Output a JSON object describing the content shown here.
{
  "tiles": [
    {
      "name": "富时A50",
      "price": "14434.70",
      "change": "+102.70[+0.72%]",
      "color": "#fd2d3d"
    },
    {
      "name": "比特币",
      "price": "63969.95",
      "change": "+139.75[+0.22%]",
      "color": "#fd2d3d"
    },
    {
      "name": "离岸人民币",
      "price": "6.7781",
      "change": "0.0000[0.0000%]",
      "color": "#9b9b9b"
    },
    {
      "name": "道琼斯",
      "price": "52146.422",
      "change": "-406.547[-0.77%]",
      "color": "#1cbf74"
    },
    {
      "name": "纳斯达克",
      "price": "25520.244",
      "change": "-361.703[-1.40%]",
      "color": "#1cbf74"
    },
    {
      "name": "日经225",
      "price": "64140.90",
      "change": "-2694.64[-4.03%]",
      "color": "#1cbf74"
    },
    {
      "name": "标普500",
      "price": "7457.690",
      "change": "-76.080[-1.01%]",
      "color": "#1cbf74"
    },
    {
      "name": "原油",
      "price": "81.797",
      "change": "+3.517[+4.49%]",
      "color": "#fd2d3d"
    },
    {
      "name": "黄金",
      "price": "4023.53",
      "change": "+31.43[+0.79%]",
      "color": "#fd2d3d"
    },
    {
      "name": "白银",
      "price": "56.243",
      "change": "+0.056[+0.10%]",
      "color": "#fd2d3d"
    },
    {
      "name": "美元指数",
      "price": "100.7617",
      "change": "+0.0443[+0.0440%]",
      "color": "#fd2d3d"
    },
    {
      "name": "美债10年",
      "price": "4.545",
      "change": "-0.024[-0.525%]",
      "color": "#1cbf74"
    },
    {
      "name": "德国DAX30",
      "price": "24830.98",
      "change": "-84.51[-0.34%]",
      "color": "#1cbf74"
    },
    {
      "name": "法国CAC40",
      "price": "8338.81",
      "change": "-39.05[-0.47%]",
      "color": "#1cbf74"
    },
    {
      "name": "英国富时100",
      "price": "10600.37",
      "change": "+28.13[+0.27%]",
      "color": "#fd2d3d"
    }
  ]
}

==*==

SHORT PROBLEM: Output the whole listing above again, word for word.

TASK ANSWER:
Output a JSON object describing the content shown here.
{
  "tiles": [
    {
      "name": "富时A50",
      "price": "14434.70",
      "change": "+102.70[+0.72%]",
      "color": "#fd2d3d"
    },
    {
      "name": "比特币",
      "price": "63969.95",
      "change": "+139.75[+0.22%]",
      "color": "#fd2d3d"
    },
    {
      "name": "离岸人民币",
      "price": "6.7781",
      "change": "0.0000[0.0000%]",
      "color": "#9b9b9b"
    },
    {
      "name": "道琼斯",
      "price": "52146.422",
      "change": "-406.547[-0.77%]",
      "color": "#1cbf74"
    },
    {
      "name": "纳斯达克",
      "price": "25520.244",
      "change": "-361.703[-1.40%]",
      "color": "#1cbf74"
    },
    {
      "name": "日经225",
      "price": "64140.90",
      "change": "-2694.64[-4.03%]",
      "color": "#1cbf74"
    },
    {
      "name": "标普500",
      "price": "7457.690",
      "change": "-76.080[-1.01%]",
      "color": "#1cbf74"
    },
    {
      "name": "原油",
      "price": "81.797",
      "change": "+3.517[+4.49%]",
      "color": "#fd2d3d"
    },
    {
      "name": "黄金",
      "price": "4023.53",
      "change": "+31.43[+0.79%]",
      "color": "#fd2d3d"
    },
    {
      "name": "白银",
      "price": "56.243",
      "change": "+0.056[+0.10%]",
      "color": "#fd2d3d"
    },
    {
      "name": "美元指数",
      "price": "100.7617",
      "change": "+0.0443[+0.0440%]",
      "color": "#fd2d3d"
    },
    {
      "name": "美债10年",
      "price": "4.545",
      "change": "-0.024[-0.525%]",
      "color": "#1cbf74"
    },
    {
      "name": "德国DAX30",
      "price": "24830.98",
      "change": "-84.51[-0.34%]",
      "color": "#1cbf74"
    },
    {
      "name": "法国CAC40",
      "price": "8338.81",
      "change": "-39.05[-0.47%]",
      "color": "#1cbf74"
    },
    {
      "name": "英国富时100",
      "price": "10600.37",
      "change": "+28.13[+0.27%]",
      "color": "#fd2d3d"
    }
  ]
}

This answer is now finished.